start Text shown

Saturday, February 24, 2007


We watched the original Rocky movie tonight. It's one of those movies that's on the top-100 list as all-time great movies. We've been meaning to get to it, thinking that it's one of those pop-culture things the kids should have a clue about (like Gilligan and the Skipper, the Brady Bunch, and It's a Wonderful Life).

Now I'm wondering WHY this is considered one of the all-time great movies. There are a lot of sports-oriented "root for the underdog" movies that are much better. There's a significant amount of bad language, enough that it wasn't just "some." I have only two guesses as to its elite ranking. First, it may have been something to do with ground-breaking effects (like 2001: A Space Odyssey). Second, it may have been because of the liberal movie-snobs who like stories that show the seedier side of life. We would've been better off watching Anne of Green Gables again, or a Sandra Bullock movie or old Beaver reruns.


Today some obnoxious little 10-yr-old girls decided to pick on Andrew during his paper route. "Hey, paper boy, give us a paper." "Hey, paper boy, what are you doing out today?" "Hey, paper boy, ..." and other stinky little-kid type of mouthiness designed to make the other kid feel like he's 3" tall.

Andrew chose not to respond in kind. He smiled and waved cheerily at them. The response from the brats was "Hey, paper boy, aren't you gonna talk to us?" and "Hey, paper boy, is that all you're gonna do?" He kept a nice smile on his face and just kept walking along his route, delivering the papers, showing no sign whatsoever of being perturbed with their attempts to belittle him.

And, boy oh boy, did that ever annoy those little girls!

When I picked him up, he related the tale with relish. He said their words did make him feel bad. No logical reason for it, but that was their intent, and it wasn't wholly ineffective. But he didn't want to retaliate and be ugly and stoop to their level of meanness. Nevertheless, it gave him much pleasure to see how irritated the girls were with his response. If he'd snapped at them or teased back, they would've been pleased. Nothing could've bugged them more than his smile and friendly wave.

I told him how proud I was of him. He's feeling very grown up these days. He needs to shave now and then. And he turned in his 1040 form with a check for his Social Security taxes. And he responded in a very mature way to some little twerps. What a grown-up!

Friday, February 23, 2007


The cars are driving past the house are going about 30 mph instead of 65. The snow started about 7:00 here tonight, and is already piling up and drifting. I hope Philip makes it home from work safely.

end Text shown
start Raw records

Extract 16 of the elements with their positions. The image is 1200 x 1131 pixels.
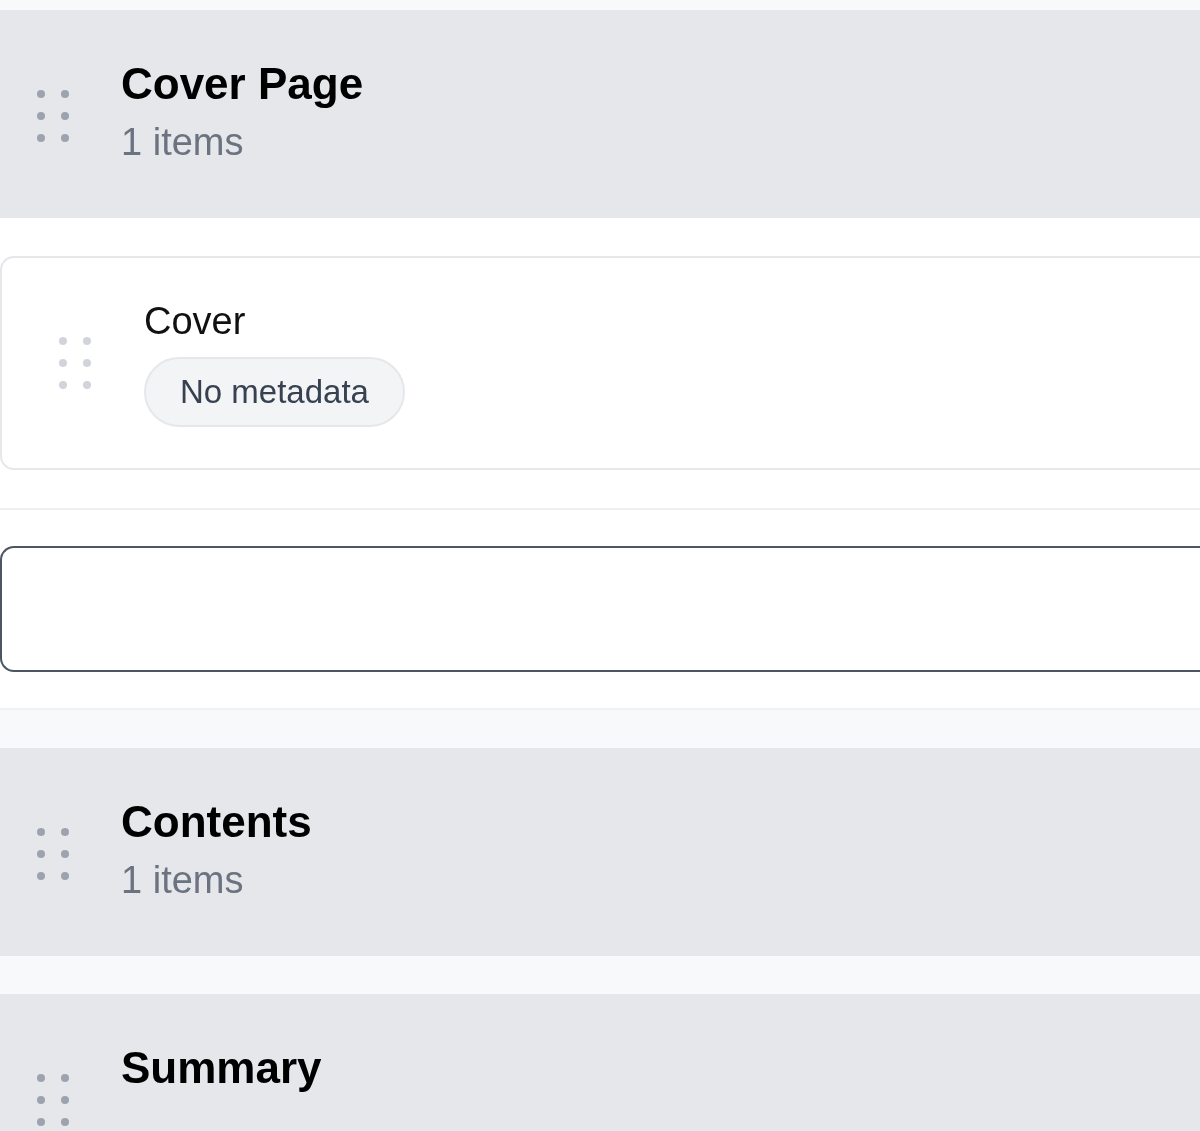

end Raw records
start Raw records

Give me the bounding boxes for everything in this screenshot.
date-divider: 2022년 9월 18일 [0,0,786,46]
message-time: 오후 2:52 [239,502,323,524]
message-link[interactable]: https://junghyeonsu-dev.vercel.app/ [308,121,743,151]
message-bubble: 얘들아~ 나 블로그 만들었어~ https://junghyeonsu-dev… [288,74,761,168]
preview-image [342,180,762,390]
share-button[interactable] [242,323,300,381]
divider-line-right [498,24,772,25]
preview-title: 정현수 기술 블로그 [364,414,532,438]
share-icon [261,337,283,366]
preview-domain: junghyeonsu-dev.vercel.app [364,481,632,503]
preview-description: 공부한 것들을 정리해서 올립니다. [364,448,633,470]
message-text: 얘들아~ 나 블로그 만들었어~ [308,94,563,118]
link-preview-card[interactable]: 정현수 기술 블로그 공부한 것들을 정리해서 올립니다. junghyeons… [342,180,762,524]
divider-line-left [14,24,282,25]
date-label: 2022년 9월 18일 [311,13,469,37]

end Raw records

Requirements →
1. Please quote the family blog entries word for word, between "And, boy oh" and "What a grown-up!", inclusive.
2. Write what comes next in the family blog entries about the Rocky movie, the paper route, and the snowfall, picking up after their final sentence.

The results →
1.
And, boy oh boy, did that ever annoy those little girls!

When I picked him up, he related the tale with relish. He said their words did make him feel bad. No logical reason for it, but that was their intent, and it wasn't wholly ineffective. But he didn't want to retaliate and be ugly and stoop to their level of meanness. Nevertheless, it gave him much pleasure to see how irritated the girls were with his response. If he'd snapped at them or teased back, they would've been pleased. Nothing could've bugged them more than his smile and friendly wave.

I told him how proud I was of him. He's feeling very grown up these days. He needs to shave now and then. And he turned in his 1040 form with a check for his Social Security taxes. And he responded in a very mature way to some little twerps. What a grown-up!

2.
We had plans with friends for tomorrow. A birthday party was put off from early February due to bad weather. Now we're postponing again. Bummers; we wanted to see Bartletts! A certain child who will remain unnamed try to convince me that we might as well try to go. After all, if we're not going to get there, we might as well Not Get There after having made an attempt rather than just give up before we even try. Because, if we try, we might actually succeed in Getting There, and we most certainly won't get there if we don't even try. I explained to him that Not Getting There could involve a ditch, a tow truck, a significant deductible on car repairs, increased car insurance premiums, and possibly physical damage to our bodies. My version was that, if we're not going to make it to the get-together, better to Not Get There by staying safe at home rather than Not Get There by sitting in a ditch waiting to be towed.

But I'm going to have to venture out to the nearby village to do paper route. And to buy yeast. We're nearly out of bread. I started soaking the grain to make a couple of batches of bread. And then discovered that there's no yeast in this house. (And don't anybody remind me that I already discovered that on Wednesday!!! Because I forgot. I'm old. I can't remember anything. In fact, I'll probably go to town to do the paper route, and still forget to buy yeast.)

St Sava's

Our fieldtrip today was to St Sava Serbian Orthodox Cathedral. It's probably the most beautiful building I've ever been in. The only thing that compares aesthetically is the Library of Congress in Washington DC, except that it extols an entirely different religion than the cathedral in Milwaukee.

"Surrounded by so great a cloud of witnesses" is clearly demonstrated in the plethora of mosaic icons. All the walls and ceilings are done in mosaics. There are traditional Orthodox saints, and there are saints specific to Serbia. There are church fathers and apostles and evangelists. But the ones I love the best are the Bible stories. So many Bible stories all over the walls in mosaic, and in the windows in stained glass.

The inside of the dome over the nave is one big icon of Jesus. At first I really liked it: Jesus looking down, watching over His people. But tonight, after praying the Creed with the kids at bedtime, I'm rethinking it. We so often think of Jesus' ascension as being His "going up" to heaven, sort of "away from us." Pastor has been making the point in the last couple of years that Jesus ascension is not a geographic ascension, "going away" to heaven. Rather, it is an ascension of office, like the king ascending the throne. The king isn't going anywhere. He's not necessarily going "up" (although sometimes there are a few stairs involved to make the point obvious). He's just being elevated to His position of power. I suppose the icon in the dome of St Sava's doesn't necessarily represent Jesus being "up there" in heaven. But the deacon did explain that the Greek church is more about heaven coming to earth, whereas the Serbian is more about earth benefiting from what goes on in heaven. That perspective would be consistent with my initial thoughts about the icon of Jesus in the main dome over the nave.

What's in Your Fridge?

Jane started this and tagged everybody.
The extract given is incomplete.